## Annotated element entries

------------

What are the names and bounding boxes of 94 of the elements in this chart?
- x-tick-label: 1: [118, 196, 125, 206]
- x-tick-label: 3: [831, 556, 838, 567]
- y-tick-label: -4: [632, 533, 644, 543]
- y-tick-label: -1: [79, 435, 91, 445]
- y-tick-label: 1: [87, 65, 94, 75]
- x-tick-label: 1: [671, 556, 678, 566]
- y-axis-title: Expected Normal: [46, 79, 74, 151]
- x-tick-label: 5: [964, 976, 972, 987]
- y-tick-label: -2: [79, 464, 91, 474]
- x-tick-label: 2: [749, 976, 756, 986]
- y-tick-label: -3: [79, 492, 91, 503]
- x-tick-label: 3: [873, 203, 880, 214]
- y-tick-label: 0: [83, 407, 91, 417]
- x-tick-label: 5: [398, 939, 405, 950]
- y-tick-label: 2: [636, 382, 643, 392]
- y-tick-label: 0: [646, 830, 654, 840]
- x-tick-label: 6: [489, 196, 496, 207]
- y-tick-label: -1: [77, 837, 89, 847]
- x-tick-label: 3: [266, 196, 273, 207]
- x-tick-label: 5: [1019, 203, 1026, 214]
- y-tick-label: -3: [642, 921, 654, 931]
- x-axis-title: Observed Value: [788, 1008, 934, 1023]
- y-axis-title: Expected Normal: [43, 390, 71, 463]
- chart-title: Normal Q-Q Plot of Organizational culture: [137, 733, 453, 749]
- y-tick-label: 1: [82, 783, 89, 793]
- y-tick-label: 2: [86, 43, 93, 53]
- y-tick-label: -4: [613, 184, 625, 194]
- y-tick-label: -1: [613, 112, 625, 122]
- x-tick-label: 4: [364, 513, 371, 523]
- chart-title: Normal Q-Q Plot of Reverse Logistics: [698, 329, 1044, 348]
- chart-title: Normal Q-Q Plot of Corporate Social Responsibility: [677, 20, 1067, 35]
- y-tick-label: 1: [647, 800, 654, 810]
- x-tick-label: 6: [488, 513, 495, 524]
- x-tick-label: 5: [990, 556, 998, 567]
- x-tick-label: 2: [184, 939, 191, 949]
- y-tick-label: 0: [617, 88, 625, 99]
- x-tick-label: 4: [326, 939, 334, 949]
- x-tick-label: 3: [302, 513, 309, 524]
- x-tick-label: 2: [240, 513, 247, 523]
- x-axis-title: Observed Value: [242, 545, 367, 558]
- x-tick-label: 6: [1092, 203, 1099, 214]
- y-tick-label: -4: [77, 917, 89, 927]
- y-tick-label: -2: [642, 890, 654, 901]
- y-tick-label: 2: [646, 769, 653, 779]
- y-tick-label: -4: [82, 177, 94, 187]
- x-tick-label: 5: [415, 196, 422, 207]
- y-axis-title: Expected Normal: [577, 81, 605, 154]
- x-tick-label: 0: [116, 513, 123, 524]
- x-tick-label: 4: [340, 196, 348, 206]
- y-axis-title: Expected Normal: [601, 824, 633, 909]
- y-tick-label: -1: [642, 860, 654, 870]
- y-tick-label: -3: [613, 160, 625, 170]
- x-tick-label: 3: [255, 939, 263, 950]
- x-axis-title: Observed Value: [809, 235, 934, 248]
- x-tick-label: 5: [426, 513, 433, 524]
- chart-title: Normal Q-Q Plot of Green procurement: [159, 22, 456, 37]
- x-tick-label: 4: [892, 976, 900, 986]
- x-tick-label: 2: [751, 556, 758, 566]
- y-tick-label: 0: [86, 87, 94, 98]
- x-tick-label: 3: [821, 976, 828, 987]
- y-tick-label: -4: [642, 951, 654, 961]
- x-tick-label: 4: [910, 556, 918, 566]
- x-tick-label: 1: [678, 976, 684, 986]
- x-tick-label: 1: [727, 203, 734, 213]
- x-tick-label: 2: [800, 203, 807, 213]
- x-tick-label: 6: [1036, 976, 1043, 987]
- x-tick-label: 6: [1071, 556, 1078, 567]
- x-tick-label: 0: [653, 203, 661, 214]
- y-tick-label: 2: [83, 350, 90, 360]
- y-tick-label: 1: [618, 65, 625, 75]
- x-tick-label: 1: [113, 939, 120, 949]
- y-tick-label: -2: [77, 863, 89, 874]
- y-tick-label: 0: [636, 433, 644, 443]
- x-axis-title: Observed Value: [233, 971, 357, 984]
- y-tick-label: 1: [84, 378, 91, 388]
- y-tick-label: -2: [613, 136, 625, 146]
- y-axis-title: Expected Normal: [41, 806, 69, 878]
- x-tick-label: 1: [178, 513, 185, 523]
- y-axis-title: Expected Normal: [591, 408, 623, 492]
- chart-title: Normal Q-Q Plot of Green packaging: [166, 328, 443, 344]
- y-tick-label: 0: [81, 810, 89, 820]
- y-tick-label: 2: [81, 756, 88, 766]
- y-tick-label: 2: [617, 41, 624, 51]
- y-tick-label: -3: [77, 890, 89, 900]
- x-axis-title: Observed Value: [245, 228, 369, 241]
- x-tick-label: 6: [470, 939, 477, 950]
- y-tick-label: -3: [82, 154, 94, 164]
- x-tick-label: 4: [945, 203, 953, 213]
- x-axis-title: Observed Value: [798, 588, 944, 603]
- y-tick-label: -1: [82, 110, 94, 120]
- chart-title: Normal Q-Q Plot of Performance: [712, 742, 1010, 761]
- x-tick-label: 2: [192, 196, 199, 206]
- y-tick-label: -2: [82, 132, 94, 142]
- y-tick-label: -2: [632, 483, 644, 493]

------------

## What to do
Copy out the rows word for word, starting at the very first row and going on through the row that contains "- x-tick-label: 5: [1019, 203, 1026, 214]", with both of those rows included.

## Response to this task
What are the names and bounding boxes of 94 of the elements in this chart?
- x-tick-label: 1: [118, 196, 125, 206]
- x-tick-label: 3: [831, 556, 838, 567]
- y-tick-label: -4: [632, 533, 644, 543]
- y-tick-label: -1: [79, 435, 91, 445]
- y-tick-label: 1: [87, 65, 94, 75]
- x-tick-label: 1: [671, 556, 678, 566]
- y-axis-title: Expected Normal: [46, 79, 74, 151]
- x-tick-label: 5: [964, 976, 972, 987]
- y-tick-label: -2: [79, 464, 91, 474]
- x-tick-label: 2: [749, 976, 756, 986]
- y-tick-label: -3: [79, 492, 91, 503]
- x-tick-label: 3: [873, 203, 880, 214]
- y-tick-label: 0: [83, 407, 91, 417]
- x-tick-label: 5: [398, 939, 405, 950]
- y-tick-label: 2: [636, 382, 643, 392]
- y-tick-label: 0: [646, 830, 654, 840]
- x-tick-label: 6: [489, 196, 496, 207]
- y-tick-label: -1: [77, 837, 89, 847]
- x-tick-label: 3: [266, 196, 273, 207]
- x-tick-label: 5: [1019, 203, 1026, 214]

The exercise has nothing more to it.